Transcribe the records exactly. Pictures do not belong in the transcription.

## begin SUPPLIED RECORDS

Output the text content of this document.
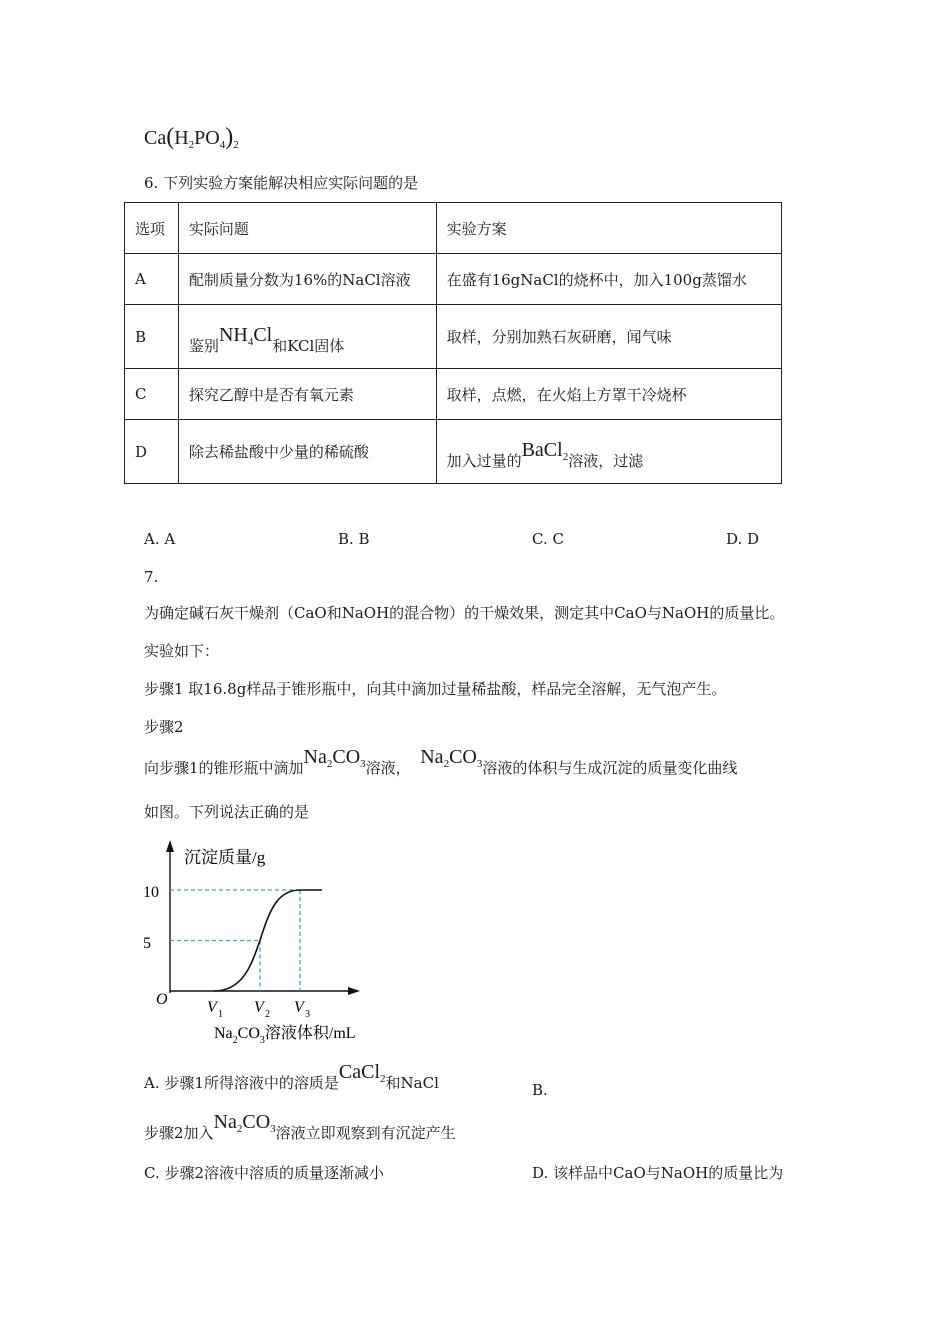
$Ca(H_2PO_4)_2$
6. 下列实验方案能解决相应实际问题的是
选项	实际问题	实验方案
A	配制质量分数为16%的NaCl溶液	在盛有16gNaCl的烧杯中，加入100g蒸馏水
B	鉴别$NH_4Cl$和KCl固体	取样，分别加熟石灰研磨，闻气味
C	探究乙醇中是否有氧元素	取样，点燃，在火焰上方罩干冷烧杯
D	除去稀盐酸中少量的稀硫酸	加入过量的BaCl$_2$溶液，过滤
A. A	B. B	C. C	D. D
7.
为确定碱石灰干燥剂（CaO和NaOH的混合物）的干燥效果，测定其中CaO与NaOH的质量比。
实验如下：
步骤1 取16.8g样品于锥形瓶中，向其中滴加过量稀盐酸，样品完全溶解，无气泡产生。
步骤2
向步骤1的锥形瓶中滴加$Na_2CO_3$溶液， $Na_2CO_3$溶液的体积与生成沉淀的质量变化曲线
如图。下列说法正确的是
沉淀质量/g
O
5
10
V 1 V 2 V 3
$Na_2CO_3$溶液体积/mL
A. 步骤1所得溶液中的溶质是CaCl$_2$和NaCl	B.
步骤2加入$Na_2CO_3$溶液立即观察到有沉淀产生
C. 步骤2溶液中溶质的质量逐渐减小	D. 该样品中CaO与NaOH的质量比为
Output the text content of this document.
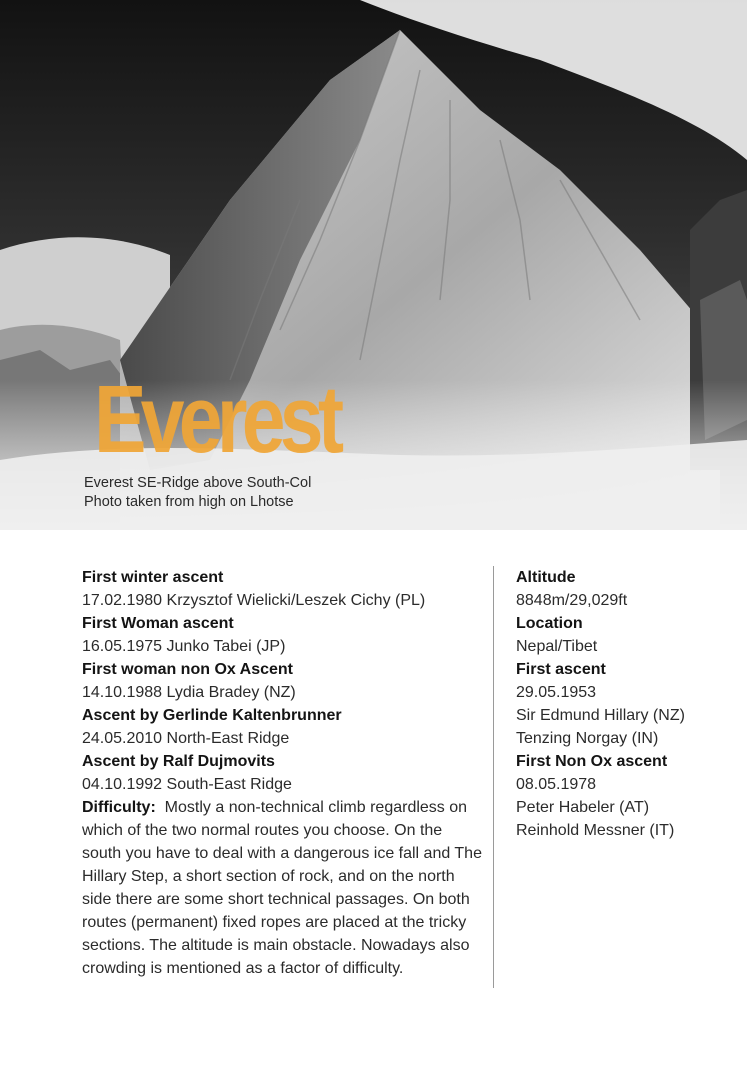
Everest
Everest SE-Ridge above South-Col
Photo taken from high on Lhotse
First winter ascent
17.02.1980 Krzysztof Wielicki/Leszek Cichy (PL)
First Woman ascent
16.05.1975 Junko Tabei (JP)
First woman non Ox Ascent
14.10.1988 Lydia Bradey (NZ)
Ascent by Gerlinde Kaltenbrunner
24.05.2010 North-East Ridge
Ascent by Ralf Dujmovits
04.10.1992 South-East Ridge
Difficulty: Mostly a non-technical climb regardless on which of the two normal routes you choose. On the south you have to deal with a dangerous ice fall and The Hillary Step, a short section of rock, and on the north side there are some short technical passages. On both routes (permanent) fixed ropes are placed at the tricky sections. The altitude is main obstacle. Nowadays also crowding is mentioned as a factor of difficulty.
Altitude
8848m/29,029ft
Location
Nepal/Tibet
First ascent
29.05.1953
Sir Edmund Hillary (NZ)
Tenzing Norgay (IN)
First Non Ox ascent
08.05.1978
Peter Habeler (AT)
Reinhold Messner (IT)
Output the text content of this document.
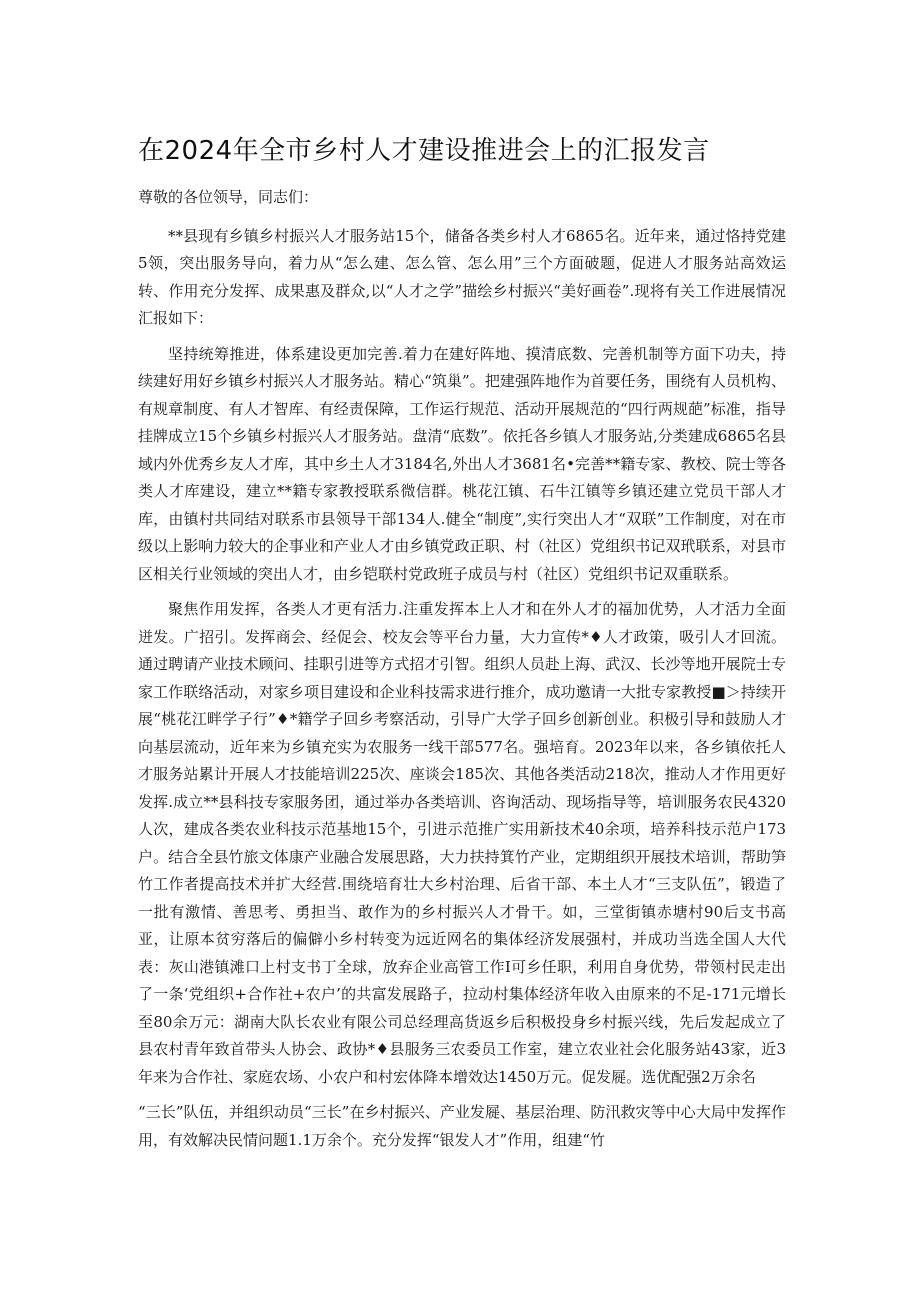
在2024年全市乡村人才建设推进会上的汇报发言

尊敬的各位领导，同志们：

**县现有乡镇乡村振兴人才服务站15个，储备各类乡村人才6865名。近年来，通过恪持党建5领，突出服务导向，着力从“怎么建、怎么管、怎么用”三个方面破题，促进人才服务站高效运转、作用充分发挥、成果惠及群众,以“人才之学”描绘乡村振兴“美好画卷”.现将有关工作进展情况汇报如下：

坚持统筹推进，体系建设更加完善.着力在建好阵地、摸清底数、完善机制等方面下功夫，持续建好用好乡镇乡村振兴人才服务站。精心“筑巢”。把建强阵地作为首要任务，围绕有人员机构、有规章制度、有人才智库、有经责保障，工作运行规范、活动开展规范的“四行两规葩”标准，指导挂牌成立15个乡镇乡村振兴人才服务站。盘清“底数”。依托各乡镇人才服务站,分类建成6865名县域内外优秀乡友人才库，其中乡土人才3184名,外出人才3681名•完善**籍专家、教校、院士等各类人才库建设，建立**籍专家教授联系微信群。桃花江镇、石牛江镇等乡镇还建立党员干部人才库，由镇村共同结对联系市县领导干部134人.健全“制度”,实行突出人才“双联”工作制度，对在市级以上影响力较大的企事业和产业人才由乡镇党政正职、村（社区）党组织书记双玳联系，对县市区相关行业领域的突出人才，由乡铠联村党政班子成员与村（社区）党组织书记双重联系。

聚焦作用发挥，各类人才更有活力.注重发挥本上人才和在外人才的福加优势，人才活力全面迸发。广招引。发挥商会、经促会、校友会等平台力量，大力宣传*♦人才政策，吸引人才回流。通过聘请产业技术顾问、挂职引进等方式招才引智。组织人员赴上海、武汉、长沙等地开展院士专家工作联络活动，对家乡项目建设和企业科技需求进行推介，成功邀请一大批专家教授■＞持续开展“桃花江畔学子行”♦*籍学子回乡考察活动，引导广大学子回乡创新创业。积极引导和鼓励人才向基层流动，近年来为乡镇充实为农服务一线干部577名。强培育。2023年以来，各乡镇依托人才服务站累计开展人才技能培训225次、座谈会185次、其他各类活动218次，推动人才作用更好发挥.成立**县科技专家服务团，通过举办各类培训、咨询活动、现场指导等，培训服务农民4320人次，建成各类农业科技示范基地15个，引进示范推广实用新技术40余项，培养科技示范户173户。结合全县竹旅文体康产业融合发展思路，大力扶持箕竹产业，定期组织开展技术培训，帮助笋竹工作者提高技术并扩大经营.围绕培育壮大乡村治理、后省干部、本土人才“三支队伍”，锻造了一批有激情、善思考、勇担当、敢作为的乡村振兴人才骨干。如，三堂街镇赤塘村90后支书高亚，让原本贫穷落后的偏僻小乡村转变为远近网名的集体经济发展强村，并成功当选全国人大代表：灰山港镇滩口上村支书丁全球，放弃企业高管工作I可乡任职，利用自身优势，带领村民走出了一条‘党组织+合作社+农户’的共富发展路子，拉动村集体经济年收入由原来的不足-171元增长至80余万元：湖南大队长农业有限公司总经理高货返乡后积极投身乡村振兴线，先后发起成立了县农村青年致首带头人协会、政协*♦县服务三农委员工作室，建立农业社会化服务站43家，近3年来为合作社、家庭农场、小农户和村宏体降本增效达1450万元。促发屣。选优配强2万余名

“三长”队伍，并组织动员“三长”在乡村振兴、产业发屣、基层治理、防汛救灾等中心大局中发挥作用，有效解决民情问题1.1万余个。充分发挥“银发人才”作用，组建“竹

## end SUPPLIED RECORDS

### RESPONSE TO THE EXERCISE
Output the text content of this document.
$Ca(H_2PO_4)_2$
6. 下列实验方案能解决相应实际问题的是
选项	实际问题	实验方案
A	配制质量分数为16%的NaCl溶液	在盛有16gNaCl的烧杯中，加入100g蒸馏水
B	鉴别$NH_4Cl$和KCl固体	取样，分别加熟石灰研磨，闻气味
C	探究乙醇中是否有氧元素	取样，点燃，在火焰上方罩干冷烧杯
D	除去稀盐酸中少量的稀硫酸	加入过量的BaCl$_2$溶液，过滤
A. A	B. B	C. C	D. D
7.
为确定碱石灰干燥剂（CaO和NaOH的混合物）的干燥效果，测定其中CaO与NaOH的质量比。
实验如下：
步骤1 取16.8g样品于锥形瓶中，向其中滴加过量稀盐酸，样品完全溶解，无气泡产生。
步骤2
向步骤1的锥形瓶中滴加$Na_2CO_3$溶液， $Na_2CO_3$溶液的体积与生成沉淀的质量变化曲线
如图。下列说法正确的是
沉淀质量/g
O
5
10
V 1 V 2 V 3
$Na_2CO_3$溶液体积/mL
A. 步骤1所得溶液中的溶质是CaCl$_2$和NaCl	B.
步骤2加入$Na_2CO_3$溶液立即观察到有沉淀产生
C. 步骤2溶液中溶质的质量逐渐减小	D. 该样品中CaO与NaOH的质量比为
Output the text content of this document.
Everest
Everest SE-Ridge above South-Col
Photo taken from high on Lhotse
First winter ascent
17.02.1980 Krzysztof Wielicki/Leszek Cichy (PL)
First Woman ascent
16.05.1975 Junko Tabei (JP)
First woman non Ox Ascent
14.10.1988 Lydia Bradey (NZ)
Ascent by Gerlinde Kaltenbrunner
24.05.2010 North-East Ridge
Ascent by Ralf Dujmovits
04.10.1992 South-East Ridge
Difficulty: Mostly a non-technical climb regardless on which of the two normal routes you choose. On the south you have to deal with a dangerous ice fall and The Hillary Step, a short section of rock, and on the north side there are some short technical passages. On both routes (permanent) fixed ropes are placed at the tricky sections. The altitude is main obstacle. Nowadays also crowding is mentioned as a factor of difficulty.
Altitude
8848m/29,029ft
Location
Nepal/Tibet
First ascent
29.05.1953
Sir Edmund Hillary (NZ)
Tenzing Norgay (IN)
First Non Ox ascent
08.05.1978
Peter Habeler (AT)
Reinhold Messner (IT)
Output the text content of this document.
在2024年全市乡村人才建设推进会上的汇报发言

尊敬的各位领导，同志们：

**县现有乡镇乡村振兴人才服务站15个，储备各类乡村人才6865名。近年来，通过恪持党建5领，突出服务导向，着力从“怎么建、怎么管、怎么用”三个方面破题，促进人才服务站高效运转、作用充分发挥、成果惠及群众,以“人才之学”描绘乡村振兴“美好画卷”.现将有关工作进展情况汇报如下：

坚持统筹推进，体系建设更加完善.着力在建好阵地、摸清底数、完善机制等方面下功夫，持续建好用好乡镇乡村振兴人才服务站。精心“筑巢”。把建强阵地作为首要任务，围绕有人员机构、有规章制度、有人才智库、有经责保障，工作运行规范、活动开展规范的“四行两规葩”标准，指导挂牌成立15个乡镇乡村振兴人才服务站。盘清“底数”。依托各乡镇人才服务站,分类建成6865名县域内外优秀乡友人才库，其中乡土人才3184名,外出人才3681名•完善**籍专家、教校、院士等各类人才库建设，建立**籍专家教授联系微信群。桃花江镇、石牛江镇等乡镇还建立党员干部人才库，由镇村共同结对联系市县领导干部134人.健全“制度”,实行突出人才“双联”工作制度，对在市级以上影响力较大的企事业和产业人才由乡镇党政正职、村（社区）党组织书记双玳联系，对县市区相关行业领域的突出人才，由乡铠联村党政班子成员与村（社区）党组织书记双重联系。

聚焦作用发挥，各类人才更有活力.注重发挥本上人才和在外人才的福加优势，人才活力全面迸发。广招引。发挥商会、经促会、校友会等平台力量，大力宣传*♦人才政策，吸引人才回流。通过聘请产业技术顾问、挂职引进等方式招才引智。组织人员赴上海、武汉、长沙等地开展院士专家工作联络活动，对家乡项目建设和企业科技需求进行推介，成功邀请一大批专家教授■＞持续开展“桃花江畔学子行”♦*籍学子回乡考察活动，引导广大学子回乡创新创业。积极引导和鼓励人才向基层流动，近年来为乡镇充实为农服务一线干部577名。强培育。2023年以来，各乡镇依托人才服务站累计开展人才技能培训225次、座谈会185次、其他各类活动218次，推动人才作用更好发挥.成立**县科技专家服务团，通过举办各类培训、咨询活动、现场指导等，培训服务农民4320人次，建成各类农业科技示范基地15个，引进示范推广实用新技术40余项，培养科技示范户173户。结合全县竹旅文体康产业融合发展思路，大力扶持箕竹产业，定期组织开展技术培训，帮助笋竹工作者提高技术并扩大经营.围绕培育壮大乡村治理、后省干部、本土人才“三支队伍”，锻造了一批有激情、善思考、勇担当、敢作为的乡村振兴人才骨干。如，三堂街镇赤塘村90后支书高亚，让原本贫穷落后的偏僻小乡村转变为远近网名的集体经济发展强村，并成功当选全国人大代表：灰山港镇滩口上村支书丁全球，放弃企业高管工作I可乡任职，利用自身优势，带领村民走出了一条‘党组织+合作社+农户’的共富发展路子，拉动村集体经济年收入由原来的不足-171元增长至80余万元：湖南大队长农业有限公司总经理高货返乡后积极投身乡村振兴线，先后发起成立了县农村青年致首带头人协会、政协*♦县服务三农委员工作室，建立农业社会化服务站43家，近3年来为合作社、家庭农场、小农户和村宏体降本增效达1450万元。促发屣。选优配强2万余名

“三长”队伍，并组织动员“三长”在乡村振兴、产业发屣、基层治理、防汛救灾等中心大局中发挥作用，有效解决民情问题1.1万余个。充分发挥“银发人才”作用，组建“竹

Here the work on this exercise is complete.